▶ _STATED PROBLEM_
Skip any picture you find and retype all the remaining lines exactly.

(Entries with figure data)
********************
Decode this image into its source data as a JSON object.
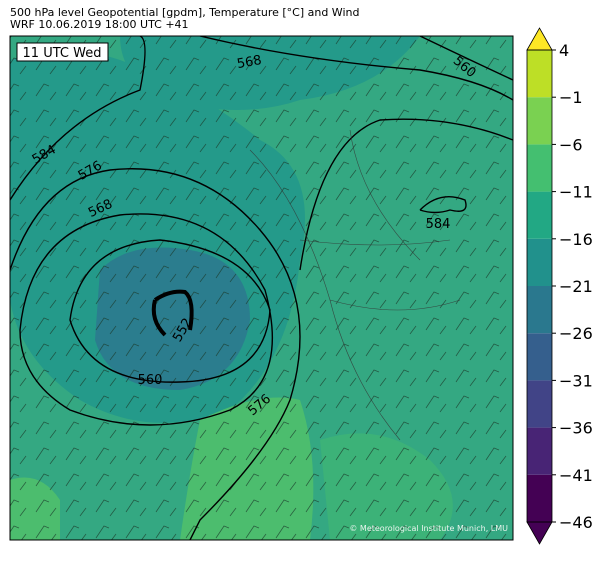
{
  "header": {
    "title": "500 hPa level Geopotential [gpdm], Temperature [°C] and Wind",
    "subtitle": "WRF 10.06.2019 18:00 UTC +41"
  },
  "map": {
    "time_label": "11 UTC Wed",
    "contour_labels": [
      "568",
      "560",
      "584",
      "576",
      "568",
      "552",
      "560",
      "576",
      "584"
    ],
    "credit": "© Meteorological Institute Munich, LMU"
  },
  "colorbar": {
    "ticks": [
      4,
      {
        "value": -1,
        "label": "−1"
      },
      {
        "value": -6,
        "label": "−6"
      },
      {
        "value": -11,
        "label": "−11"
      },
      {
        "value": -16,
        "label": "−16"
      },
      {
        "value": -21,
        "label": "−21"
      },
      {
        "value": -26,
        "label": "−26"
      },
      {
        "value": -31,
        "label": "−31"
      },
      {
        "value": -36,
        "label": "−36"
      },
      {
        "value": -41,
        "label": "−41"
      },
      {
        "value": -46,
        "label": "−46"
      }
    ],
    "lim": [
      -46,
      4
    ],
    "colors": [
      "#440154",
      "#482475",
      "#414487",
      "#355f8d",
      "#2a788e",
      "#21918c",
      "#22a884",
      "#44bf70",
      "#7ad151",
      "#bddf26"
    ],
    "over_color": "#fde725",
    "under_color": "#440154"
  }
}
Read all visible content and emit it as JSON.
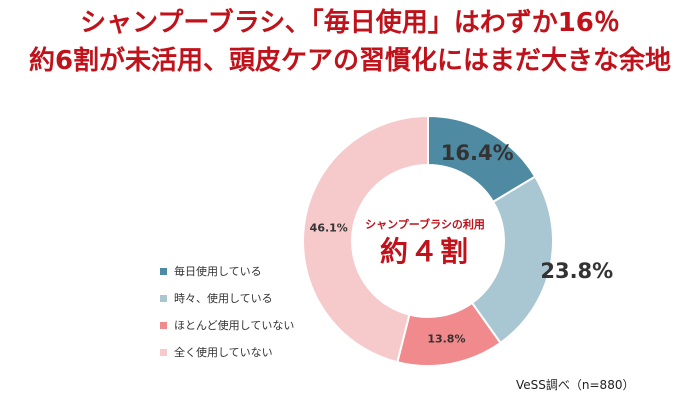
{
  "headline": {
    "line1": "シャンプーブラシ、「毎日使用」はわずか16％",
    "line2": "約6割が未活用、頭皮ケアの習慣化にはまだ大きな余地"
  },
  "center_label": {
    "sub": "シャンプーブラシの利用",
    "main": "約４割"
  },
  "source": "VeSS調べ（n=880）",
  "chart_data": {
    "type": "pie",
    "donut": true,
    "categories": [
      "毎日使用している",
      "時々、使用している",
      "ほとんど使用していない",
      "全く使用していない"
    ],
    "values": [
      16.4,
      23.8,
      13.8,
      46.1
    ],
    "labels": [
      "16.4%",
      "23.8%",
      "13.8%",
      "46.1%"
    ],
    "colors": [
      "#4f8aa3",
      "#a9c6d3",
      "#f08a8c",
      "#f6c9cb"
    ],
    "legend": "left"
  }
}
********************
▶ _RESPONSE TO THE EXERCISE_
Decode this image into its source data as a JSON object.
{
  "header": {
    "title": "500 hPa level Geopotential [gpdm], Temperature [°C] and Wind",
    "subtitle": "WRF 10.06.2019 18:00 UTC +41"
  },
  "map": {
    "time_label": "11 UTC Wed",
    "contour_labels": [
      "568",
      "560",
      "584",
      "576",
      "568",
      "552",
      "560",
      "576",
      "584"
    ],
    "credit": "© Meteorological Institute Munich, LMU"
  },
  "colorbar": {
    "ticks": [
      4,
      {
        "value": -1,
        "label": "−1"
      },
      {
        "value": -6,
        "label": "−6"
      },
      {
        "value": -11,
        "label": "−11"
      },
      {
        "value": -16,
        "label": "−16"
      },
      {
        "value": -21,
        "label": "−21"
      },
      {
        "value": -26,
        "label": "−26"
      },
      {
        "value": -31,
        "label": "−31"
      },
      {
        "value": -36,
        "label": "−36"
      },
      {
        "value": -41,
        "label": "−41"
      },
      {
        "value": -46,
        "label": "−46"
      }
    ],
    "lim": [
      -46,
      4
    ],
    "colors": [
      "#440154",
      "#482475",
      "#414487",
      "#355f8d",
      "#2a788e",
      "#21918c",
      "#22a884",
      "#44bf70",
      "#7ad151",
      "#bddf26"
    ],
    "over_color": "#fde725",
    "under_color": "#440154"
  }
}
Read all visible content and emit it as JSON.
{
  "headline": {
    "line1": "シャンプーブラシ、「毎日使用」はわずか16％",
    "line2": "約6割が未活用、頭皮ケアの習慣化にはまだ大きな余地"
  },
  "center_label": {
    "sub": "シャンプーブラシの利用",
    "main": "約４割"
  },
  "source": "VeSS調べ（n=880）",
  "chart_data": {
    "type": "pie",
    "donut": true,
    "categories": [
      "毎日使用している",
      "時々、使用している",
      "ほとんど使用していない",
      "全く使用していない"
    ],
    "values": [
      16.4,
      23.8,
      13.8,
      46.1
    ],
    "labels": [
      "16.4%",
      "23.8%",
      "13.8%",
      "46.1%"
    ],
    "colors": [
      "#4f8aa3",
      "#a9c6d3",
      "#f08a8c",
      "#f6c9cb"
    ],
    "legend": "left"
  }
}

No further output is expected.